Task: The entries are to be repeated in full, without any change.

Data in this exercise:
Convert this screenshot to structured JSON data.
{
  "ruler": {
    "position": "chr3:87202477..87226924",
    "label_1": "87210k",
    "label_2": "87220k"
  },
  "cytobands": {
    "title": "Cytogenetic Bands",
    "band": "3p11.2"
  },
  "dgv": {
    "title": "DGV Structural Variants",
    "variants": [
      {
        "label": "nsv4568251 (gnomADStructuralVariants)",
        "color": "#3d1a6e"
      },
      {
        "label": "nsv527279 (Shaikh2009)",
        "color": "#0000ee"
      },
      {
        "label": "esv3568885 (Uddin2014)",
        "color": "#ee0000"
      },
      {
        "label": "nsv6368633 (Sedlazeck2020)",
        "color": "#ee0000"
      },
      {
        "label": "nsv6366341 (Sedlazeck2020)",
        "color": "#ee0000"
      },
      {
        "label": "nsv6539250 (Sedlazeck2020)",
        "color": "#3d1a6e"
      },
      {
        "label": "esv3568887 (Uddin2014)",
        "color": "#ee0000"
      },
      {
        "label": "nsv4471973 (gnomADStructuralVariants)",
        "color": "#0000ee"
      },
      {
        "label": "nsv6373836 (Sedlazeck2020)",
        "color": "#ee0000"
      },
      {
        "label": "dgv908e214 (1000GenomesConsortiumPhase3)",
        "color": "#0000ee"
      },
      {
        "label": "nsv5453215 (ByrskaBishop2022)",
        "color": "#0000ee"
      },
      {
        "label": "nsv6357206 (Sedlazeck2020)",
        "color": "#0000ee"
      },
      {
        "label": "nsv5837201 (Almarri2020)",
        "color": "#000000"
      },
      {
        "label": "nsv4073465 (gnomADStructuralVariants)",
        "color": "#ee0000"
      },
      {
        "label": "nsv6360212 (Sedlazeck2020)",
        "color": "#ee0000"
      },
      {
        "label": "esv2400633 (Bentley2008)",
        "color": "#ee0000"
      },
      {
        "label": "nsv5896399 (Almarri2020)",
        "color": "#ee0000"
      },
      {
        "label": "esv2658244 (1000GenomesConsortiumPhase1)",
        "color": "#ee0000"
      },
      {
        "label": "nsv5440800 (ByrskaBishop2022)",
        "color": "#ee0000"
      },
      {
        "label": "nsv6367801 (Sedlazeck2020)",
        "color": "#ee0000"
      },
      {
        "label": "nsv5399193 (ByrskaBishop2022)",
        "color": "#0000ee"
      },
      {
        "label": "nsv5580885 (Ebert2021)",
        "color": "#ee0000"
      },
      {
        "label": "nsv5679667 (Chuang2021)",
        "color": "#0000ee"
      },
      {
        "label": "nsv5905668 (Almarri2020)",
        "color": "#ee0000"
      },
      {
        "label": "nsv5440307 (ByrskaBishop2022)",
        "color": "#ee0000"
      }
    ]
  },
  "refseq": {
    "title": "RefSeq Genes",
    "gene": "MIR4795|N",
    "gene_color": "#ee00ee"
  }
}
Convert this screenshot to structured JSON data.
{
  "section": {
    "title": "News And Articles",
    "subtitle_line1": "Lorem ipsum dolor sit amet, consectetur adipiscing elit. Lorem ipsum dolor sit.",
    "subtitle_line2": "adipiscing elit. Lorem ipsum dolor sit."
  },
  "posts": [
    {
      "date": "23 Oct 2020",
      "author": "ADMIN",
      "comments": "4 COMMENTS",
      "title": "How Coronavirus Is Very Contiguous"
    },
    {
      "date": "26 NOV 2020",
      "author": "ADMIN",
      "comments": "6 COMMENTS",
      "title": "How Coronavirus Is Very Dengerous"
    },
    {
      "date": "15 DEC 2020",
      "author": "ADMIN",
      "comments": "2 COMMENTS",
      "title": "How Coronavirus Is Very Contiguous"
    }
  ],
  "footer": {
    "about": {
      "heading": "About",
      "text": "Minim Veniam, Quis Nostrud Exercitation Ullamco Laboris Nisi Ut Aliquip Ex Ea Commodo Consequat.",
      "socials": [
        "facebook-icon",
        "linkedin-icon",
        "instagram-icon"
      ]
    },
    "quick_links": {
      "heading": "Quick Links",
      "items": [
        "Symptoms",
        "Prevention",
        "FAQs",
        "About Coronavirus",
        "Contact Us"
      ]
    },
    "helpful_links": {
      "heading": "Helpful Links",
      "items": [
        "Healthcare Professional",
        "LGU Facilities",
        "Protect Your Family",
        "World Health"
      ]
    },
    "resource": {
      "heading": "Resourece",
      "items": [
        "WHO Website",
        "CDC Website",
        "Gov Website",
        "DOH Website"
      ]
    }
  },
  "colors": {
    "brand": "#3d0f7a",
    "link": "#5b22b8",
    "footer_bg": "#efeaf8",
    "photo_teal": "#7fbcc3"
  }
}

Worked solution:
Convert this screenshot to structured JSON data.
{
  "ruler": {
    "position": "chr3:87202477..87226924",
    "label_1": "87210k",
    "label_2": "87220k"
  },
  "cytobands": {
    "title": "Cytogenetic Bands",
    "band": "3p11.2"
  },
  "dgv": {
    "title": "DGV Structural Variants",
    "variants": [
      {
        "label": "nsv4568251 (gnomADStructuralVariants)",
        "color": "#3d1a6e"
      },
      {
        "label": "nsv527279 (Shaikh2009)",
        "color": "#0000ee"
      },
      {
        "label": "esv3568885 (Uddin2014)",
        "color": "#ee0000"
      },
      {
        "label": "nsv6368633 (Sedlazeck2020)",
        "color": "#ee0000"
      },
      {
        "label": "nsv6366341 (Sedlazeck2020)",
        "color": "#ee0000"
      },
      {
        "label": "nsv6539250 (Sedlazeck2020)",
        "color": "#3d1a6e"
      },
      {
        "label": "esv3568887 (Uddin2014)",
        "color": "#ee0000"
      },
      {
        "label": "nsv4471973 (gnomADStructuralVariants)",
        "color": "#0000ee"
      },
      {
        "label": "nsv6373836 (Sedlazeck2020)",
        "color": "#ee0000"
      },
      {
        "label": "dgv908e214 (1000GenomesConsortiumPhase3)",
        "color": "#0000ee"
      },
      {
        "label": "nsv5453215 (ByrskaBishop2022)",
        "color": "#0000ee"
      },
      {
        "label": "nsv6357206 (Sedlazeck2020)",
        "color": "#0000ee"
      },
      {
        "label": "nsv5837201 (Almarri2020)",
        "color": "#000000"
      },
      {
        "label": "nsv4073465 (gnomADStructuralVariants)",
        "color": "#ee0000"
      },
      {
        "label": "nsv6360212 (Sedlazeck2020)",
        "color": "#ee0000"
      },
      {
        "label": "esv2400633 (Bentley2008)",
        "color": "#ee0000"
      },
      {
        "label": "nsv5896399 (Almarri2020)",
        "color": "#ee0000"
      },
      {
        "label": "esv2658244 (1000GenomesConsortiumPhase1)",
        "color": "#ee0000"
      },
      {
        "label": "nsv5440800 (ByrskaBishop2022)",
        "color": "#ee0000"
      },
      {
        "label": "nsv6367801 (Sedlazeck2020)",
        "color": "#ee0000"
      },
      {
        "label": "nsv5399193 (ByrskaBishop2022)",
        "color": "#0000ee"
      },
      {
        "label": "nsv5580885 (Ebert2021)",
        "color": "#ee0000"
      },
      {
        "label": "nsv5679667 (Chuang2021)",
        "color": "#0000ee"
      },
      {
        "label": "nsv5905668 (Almarri2020)",
        "color": "#ee0000"
      },
      {
        "label": "nsv5440307 (ByrskaBishop2022)",
        "color": "#ee0000"
      }
    ]
  },
  "refseq": {
    "title": "RefSeq Genes",
    "gene": "MIR4795|N",
    "gene_color": "#ee00ee"
  }
}
Convert this screenshot to structured JSON data.
{
  "section": {
    "title": "News And Articles",
    "subtitle_line1": "Lorem ipsum dolor sit amet, consectetur adipiscing elit. Lorem ipsum dolor sit.",
    "subtitle_line2": "adipiscing elit. Lorem ipsum dolor sit."
  },
  "posts": [
    {
      "date": "23 Oct 2020",
      "author": "ADMIN",
      "comments": "4 COMMENTS",
      "title": "How Coronavirus Is Very Contiguous"
    },
    {
      "date": "26 NOV 2020",
      "author": "ADMIN",
      "comments": "6 COMMENTS",
      "title": "How Coronavirus Is Very Dengerous"
    },
    {
      "date": "15 DEC 2020",
      "author": "ADMIN",
      "comments": "2 COMMENTS",
      "title": "How Coronavirus Is Very Contiguous"
    }
  ],
  "footer": {
    "about": {
      "heading": "About",
      "text": "Minim Veniam, Quis Nostrud Exercitation Ullamco Laboris Nisi Ut Aliquip Ex Ea Commodo Consequat.",
      "socials": [
        "facebook-icon",
        "linkedin-icon",
        "instagram-icon"
      ]
    },
    "quick_links": {
      "heading": "Quick Links",
      "items": [
        "Symptoms",
        "Prevention",
        "FAQs",
        "About Coronavirus",
        "Contact Us"
      ]
    },
    "helpful_links": {
      "heading": "Helpful Links",
      "items": [
        "Healthcare Professional",
        "LGU Facilities",
        "Protect Your Family",
        "World Health"
      ]
    },
    "resource": {
      "heading": "Resourece",
      "items": [
        "WHO Website",
        "CDC Website",
        "Gov Website",
        "DOH Website"
      ]
    }
  },
  "colors": {
    "brand": "#3d0f7a",
    "link": "#5b22b8",
    "footer_bg": "#efeaf8",
    "photo_teal": "#7fbcc3"
  }
}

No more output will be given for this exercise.